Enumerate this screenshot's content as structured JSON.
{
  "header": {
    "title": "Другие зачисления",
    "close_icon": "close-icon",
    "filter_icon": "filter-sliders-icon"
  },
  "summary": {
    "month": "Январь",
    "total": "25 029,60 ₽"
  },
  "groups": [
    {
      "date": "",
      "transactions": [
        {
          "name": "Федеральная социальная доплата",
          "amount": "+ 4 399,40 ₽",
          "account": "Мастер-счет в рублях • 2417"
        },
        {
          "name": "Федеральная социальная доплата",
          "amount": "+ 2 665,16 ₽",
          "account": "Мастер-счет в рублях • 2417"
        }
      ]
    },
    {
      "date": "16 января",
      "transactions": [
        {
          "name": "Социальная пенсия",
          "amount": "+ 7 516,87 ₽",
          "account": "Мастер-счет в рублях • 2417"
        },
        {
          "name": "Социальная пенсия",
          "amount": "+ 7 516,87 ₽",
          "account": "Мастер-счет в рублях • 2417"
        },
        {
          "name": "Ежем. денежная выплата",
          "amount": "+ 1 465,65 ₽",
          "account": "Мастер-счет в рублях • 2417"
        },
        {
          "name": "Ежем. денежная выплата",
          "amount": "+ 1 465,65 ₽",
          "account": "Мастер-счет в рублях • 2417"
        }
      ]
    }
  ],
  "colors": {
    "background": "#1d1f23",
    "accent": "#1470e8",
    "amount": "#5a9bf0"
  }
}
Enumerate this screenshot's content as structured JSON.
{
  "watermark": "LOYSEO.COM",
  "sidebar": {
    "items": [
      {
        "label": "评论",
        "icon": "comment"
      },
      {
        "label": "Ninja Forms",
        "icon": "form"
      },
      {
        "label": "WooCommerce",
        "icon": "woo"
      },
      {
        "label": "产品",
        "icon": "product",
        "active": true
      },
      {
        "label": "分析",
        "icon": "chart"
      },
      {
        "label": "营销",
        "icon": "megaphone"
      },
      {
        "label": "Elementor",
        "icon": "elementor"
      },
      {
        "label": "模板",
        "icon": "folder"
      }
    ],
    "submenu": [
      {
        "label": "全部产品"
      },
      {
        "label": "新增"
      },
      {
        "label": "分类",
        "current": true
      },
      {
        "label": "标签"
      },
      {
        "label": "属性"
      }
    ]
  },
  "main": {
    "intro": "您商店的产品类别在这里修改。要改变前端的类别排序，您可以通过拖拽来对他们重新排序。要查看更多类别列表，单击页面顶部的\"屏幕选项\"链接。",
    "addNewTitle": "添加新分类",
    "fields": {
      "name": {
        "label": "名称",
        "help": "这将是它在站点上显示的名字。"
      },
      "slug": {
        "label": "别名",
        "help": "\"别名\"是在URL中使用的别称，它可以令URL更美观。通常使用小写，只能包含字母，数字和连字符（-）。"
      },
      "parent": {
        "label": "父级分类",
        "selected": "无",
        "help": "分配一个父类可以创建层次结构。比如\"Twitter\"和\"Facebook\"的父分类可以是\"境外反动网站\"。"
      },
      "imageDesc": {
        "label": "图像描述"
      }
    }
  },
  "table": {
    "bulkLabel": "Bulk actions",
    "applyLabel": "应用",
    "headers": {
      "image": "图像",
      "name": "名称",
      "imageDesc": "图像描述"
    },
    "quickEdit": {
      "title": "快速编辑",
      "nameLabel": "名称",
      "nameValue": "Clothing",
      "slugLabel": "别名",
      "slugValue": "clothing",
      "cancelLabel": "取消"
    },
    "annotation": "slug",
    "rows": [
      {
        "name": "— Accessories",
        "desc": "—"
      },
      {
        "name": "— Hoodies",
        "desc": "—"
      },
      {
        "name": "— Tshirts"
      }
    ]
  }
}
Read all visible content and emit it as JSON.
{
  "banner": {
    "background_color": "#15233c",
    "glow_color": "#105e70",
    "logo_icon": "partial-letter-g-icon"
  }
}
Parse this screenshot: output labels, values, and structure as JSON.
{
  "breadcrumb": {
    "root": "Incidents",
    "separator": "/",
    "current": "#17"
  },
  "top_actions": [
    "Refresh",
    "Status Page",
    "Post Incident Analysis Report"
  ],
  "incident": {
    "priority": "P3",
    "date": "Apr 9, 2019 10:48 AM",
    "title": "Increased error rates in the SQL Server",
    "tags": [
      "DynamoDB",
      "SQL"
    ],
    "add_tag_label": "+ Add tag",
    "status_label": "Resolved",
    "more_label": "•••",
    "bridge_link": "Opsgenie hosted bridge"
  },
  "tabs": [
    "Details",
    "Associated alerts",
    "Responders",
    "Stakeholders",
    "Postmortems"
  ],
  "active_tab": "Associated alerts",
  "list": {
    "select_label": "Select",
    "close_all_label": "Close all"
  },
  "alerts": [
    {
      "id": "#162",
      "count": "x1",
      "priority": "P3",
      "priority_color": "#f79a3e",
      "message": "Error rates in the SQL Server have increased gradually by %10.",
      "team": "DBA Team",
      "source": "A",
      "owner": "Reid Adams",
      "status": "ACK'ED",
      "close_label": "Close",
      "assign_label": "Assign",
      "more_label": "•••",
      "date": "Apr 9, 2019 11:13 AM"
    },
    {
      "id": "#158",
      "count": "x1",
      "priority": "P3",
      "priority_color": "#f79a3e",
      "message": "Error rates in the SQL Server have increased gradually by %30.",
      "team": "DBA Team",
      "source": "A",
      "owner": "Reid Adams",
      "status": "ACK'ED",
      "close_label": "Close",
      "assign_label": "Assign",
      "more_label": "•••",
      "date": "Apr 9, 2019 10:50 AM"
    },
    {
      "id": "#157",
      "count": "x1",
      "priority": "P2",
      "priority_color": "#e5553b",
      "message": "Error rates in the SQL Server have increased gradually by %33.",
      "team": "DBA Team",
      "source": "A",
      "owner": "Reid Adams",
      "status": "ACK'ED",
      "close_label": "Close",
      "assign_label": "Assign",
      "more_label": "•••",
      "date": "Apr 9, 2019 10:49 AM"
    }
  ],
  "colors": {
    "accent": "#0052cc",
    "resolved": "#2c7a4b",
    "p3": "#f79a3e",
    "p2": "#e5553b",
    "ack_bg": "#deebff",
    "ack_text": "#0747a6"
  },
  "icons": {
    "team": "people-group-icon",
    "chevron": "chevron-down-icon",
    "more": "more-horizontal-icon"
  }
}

> What the exercise asks
Using the records above, gather all lines where the string "amount" is present.

> Output of the task
          "amount": "+ 4 399,40 ₽",
          "amount": "+ 2 665,16 ₽",
          "amount": "+ 7 516,87 ₽",
          "amount": "+ 7 516,87 ₽",
          "amount": "+ 1 465,65 ₽",
          "amount": "+ 1 465,65 ₽",
    "amount": "#5a9bf0"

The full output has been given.